■ PARTES DEL EJERCICIO
A. Responde estas preguntas sobre el texto sobre la violencia:
(i) ¿Quién aparece en la foto icónica que se menciona y qué se niega a hacer?
(ii) ¿En qué año se cursó el Posgrado de Cultura de Paz de la Cátedra de la Unesco?
(iii) ¿Por qué no dicen nada muchos jóvenes cuando presencian situaciones en que unas personas instigan a otras?
B. Enumera todas las actitudes que, según el texto sobre la violencia, permiten que las dinámicas violentas se den y se perpetúen.
C. Por favor, escribe la continuación del texto sobre la violencia a partir de su última oración.

━━ PÁGINA

Se dice que la violencia es el uso de la fuerza física o psicológica ejercida por una o varias personas para imponer su voluntad o una situación determinada a otra u otras personas cuyos objetivos son diferentes a el/la o l@s primer@s.
Existe un tipo de violencia indirecta que permite que las dinámicas violentas se puedan dar y perpetuar, y tiene que ver con mantener una actitud de silencio, omisión o confluencia con este tipo de circuitos energéticos sociales. Esto a su vez, tiene relación directa con la cultura relacional de los individuos y/o grupos. Una foto icónica que ejemplifica el polo opuesto a este fenómeno, es la del alemán August Landmesser, negándose a hacer el saludo nazi en 1936. Recuerdo con cariño como en un Posgrado de Cultura de Paz de la Cátedra de la Unesco que estudié en el año 2005, y en relación a la naturaleza de la violencia y su estructura, nos enseñaban que la neutralidad como opción, no existía en realidad. Callar era una opción y una decisión, y por tanto, también formaba parte del sistema que permitía o no, cierto tipo de situaciones o experiencias. Quien calla, otorga, decimos.
Muchos de los jóvenes con los que hablo, y en un período donde la influencia del grupo se vive con mucha intensidad (la adolescencia), se acaban sincerando conmigo y me reconocen que a veces, cuando son testigos de algunas situaciones donde ciertas personas instigan a otras, no dicen nada por miedo. O también experimentan el fenómeno del chivo expiatorio, en cuyas situaciones algunos de los adolescentes piensan «mientras se metan con esa otra persona, no se meterán conmigo».

━━━━
━━ SECCIÓN DE DATOS

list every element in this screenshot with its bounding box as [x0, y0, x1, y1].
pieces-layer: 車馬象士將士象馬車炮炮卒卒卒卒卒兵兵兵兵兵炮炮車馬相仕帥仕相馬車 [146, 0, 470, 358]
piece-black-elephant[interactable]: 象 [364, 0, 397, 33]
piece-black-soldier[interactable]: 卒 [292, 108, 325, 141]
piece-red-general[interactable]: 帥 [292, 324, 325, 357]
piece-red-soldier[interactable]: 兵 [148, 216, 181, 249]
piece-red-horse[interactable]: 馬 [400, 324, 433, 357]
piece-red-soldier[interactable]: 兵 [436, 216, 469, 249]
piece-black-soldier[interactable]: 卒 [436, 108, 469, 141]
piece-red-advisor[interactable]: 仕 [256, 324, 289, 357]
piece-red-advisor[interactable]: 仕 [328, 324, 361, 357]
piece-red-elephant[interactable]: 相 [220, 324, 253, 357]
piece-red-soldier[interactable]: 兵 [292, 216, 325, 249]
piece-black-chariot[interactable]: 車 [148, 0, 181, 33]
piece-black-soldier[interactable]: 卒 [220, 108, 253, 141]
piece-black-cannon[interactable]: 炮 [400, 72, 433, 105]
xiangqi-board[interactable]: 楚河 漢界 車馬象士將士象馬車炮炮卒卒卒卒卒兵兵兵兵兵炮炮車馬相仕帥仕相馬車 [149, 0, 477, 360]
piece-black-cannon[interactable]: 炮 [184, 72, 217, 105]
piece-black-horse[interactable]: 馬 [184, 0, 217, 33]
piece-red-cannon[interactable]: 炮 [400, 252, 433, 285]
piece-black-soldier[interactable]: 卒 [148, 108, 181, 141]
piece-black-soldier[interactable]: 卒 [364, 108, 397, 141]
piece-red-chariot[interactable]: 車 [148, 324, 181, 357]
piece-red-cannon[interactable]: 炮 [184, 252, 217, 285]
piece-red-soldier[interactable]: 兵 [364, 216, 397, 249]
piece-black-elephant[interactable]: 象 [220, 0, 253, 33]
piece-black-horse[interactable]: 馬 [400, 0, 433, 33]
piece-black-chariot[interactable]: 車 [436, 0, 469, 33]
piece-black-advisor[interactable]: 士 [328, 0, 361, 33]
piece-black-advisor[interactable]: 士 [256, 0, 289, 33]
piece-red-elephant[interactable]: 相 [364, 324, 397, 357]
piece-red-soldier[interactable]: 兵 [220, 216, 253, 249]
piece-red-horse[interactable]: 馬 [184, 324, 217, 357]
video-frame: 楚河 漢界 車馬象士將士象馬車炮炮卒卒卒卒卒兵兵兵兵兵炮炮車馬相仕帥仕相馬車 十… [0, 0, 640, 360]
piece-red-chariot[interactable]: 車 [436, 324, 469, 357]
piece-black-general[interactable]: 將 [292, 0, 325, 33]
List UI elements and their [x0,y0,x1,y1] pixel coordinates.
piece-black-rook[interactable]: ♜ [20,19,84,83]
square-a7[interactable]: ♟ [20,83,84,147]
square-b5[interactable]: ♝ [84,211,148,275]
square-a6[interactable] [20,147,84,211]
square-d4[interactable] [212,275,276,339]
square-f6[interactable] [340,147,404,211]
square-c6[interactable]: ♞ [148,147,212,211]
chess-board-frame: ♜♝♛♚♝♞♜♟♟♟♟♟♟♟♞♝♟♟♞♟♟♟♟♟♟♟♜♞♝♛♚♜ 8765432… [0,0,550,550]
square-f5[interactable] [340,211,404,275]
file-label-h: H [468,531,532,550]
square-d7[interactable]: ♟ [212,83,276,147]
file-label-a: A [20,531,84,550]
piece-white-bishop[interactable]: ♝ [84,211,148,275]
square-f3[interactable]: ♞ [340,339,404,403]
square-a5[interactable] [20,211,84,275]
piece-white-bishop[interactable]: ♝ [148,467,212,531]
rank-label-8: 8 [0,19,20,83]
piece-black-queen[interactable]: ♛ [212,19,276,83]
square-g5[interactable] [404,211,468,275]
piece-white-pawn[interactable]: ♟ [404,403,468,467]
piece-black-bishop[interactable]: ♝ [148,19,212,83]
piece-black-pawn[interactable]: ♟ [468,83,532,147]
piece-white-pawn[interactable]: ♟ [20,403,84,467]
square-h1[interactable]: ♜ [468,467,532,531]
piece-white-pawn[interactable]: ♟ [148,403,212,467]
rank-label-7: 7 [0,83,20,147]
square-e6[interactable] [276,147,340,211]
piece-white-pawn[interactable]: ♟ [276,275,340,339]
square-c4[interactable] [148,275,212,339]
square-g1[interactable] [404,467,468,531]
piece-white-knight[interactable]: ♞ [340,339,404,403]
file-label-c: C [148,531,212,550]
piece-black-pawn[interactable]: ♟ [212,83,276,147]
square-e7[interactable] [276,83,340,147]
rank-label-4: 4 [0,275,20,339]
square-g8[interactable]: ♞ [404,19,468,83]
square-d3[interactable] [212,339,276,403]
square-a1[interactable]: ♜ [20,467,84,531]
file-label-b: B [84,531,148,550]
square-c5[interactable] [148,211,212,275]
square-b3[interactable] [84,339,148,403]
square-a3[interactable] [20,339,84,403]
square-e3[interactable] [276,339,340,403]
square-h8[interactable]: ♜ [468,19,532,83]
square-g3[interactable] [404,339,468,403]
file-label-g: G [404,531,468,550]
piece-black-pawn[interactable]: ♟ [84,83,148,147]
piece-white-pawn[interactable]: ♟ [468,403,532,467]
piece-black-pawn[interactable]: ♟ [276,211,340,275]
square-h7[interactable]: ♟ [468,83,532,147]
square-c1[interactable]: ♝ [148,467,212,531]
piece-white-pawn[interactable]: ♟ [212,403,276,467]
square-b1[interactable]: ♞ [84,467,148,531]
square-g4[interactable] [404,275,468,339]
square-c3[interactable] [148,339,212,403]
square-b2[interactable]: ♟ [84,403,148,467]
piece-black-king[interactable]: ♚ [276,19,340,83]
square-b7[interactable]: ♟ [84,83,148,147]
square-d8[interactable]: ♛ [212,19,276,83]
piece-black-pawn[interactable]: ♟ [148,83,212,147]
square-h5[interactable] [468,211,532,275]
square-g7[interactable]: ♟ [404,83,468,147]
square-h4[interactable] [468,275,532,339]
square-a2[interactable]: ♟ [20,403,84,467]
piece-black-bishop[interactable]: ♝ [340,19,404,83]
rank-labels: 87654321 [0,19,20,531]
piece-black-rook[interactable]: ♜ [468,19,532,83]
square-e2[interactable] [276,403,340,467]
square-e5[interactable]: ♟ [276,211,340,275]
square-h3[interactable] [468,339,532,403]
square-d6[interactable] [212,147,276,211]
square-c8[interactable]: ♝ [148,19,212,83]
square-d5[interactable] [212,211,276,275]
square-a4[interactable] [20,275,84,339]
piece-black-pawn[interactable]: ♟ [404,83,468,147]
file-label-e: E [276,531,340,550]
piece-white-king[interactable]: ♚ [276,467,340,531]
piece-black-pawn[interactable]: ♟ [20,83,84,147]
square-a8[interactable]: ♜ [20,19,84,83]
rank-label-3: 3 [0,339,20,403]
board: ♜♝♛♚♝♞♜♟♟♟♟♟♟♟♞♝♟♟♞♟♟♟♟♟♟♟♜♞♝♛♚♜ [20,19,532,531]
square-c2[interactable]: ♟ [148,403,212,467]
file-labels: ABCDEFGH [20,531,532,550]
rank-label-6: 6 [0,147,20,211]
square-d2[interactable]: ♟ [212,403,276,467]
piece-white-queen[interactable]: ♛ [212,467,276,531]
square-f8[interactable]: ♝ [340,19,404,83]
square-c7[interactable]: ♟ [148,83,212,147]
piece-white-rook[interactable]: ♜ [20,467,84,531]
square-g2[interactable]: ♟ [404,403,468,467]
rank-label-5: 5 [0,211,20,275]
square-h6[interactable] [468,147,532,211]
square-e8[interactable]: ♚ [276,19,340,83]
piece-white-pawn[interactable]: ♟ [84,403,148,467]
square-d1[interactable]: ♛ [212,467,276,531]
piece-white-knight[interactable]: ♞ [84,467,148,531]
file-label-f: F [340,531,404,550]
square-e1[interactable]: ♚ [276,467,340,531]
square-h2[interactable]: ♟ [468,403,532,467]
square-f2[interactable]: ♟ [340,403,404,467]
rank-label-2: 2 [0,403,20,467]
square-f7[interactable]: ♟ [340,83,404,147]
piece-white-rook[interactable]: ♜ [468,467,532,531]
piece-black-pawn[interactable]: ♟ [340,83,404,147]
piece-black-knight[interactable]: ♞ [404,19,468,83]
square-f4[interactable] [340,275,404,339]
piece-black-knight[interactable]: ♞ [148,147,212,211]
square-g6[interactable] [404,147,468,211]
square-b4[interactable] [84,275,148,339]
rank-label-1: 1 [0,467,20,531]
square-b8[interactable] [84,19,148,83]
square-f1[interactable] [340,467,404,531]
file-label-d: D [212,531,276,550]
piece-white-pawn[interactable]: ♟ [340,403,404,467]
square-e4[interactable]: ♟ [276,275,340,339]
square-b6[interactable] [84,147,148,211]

━━━━

■ RESPUESTAS
A.
(i) El alemán August Landmesser, que se niega a hacer el saludo nazi en 1936.
(ii) En 2005.
(iii) Por miedo.

B. Silencio, omisión y confluencia.

C.
Hace poco entré en el antiguo Twitter por primera vez en mi vida. Me quedé completamente atónita de todos los vídeos y la violencia que se transmitía en la mayoría de los casos: comentarios, opiniones, descalificaciones… La aplicación daba la apariencia de un fenómeno normal, como algo que uno pudiera mirar cada día, y de hecho es así para miles de personas. La normalización de la violencia es algo preocupante. Puedes ver a gente asesinando, haciendo bullying sin que nadie haga nada e incluso riéndose y vitoreando, pegando palizas, acuchillando…
La semana pasada a la hora del patio en el Instituto donde trabajo, se empezaron a agrupar bastantes alumnos de todos los cursos, y era porque había dos niñas de primero de ESO que estaban peleadas y se querían pegar. Pasamos, después de intervenir y disolver la aglomeración, por todos los cursos para darles instrucciones sobre lo que tenían que hacer en caso de que dos o más personas estén sintiendo mucha tensión o agresividad, que no es, evidentemente quedarse ahí mirando y echar más leña al fuego.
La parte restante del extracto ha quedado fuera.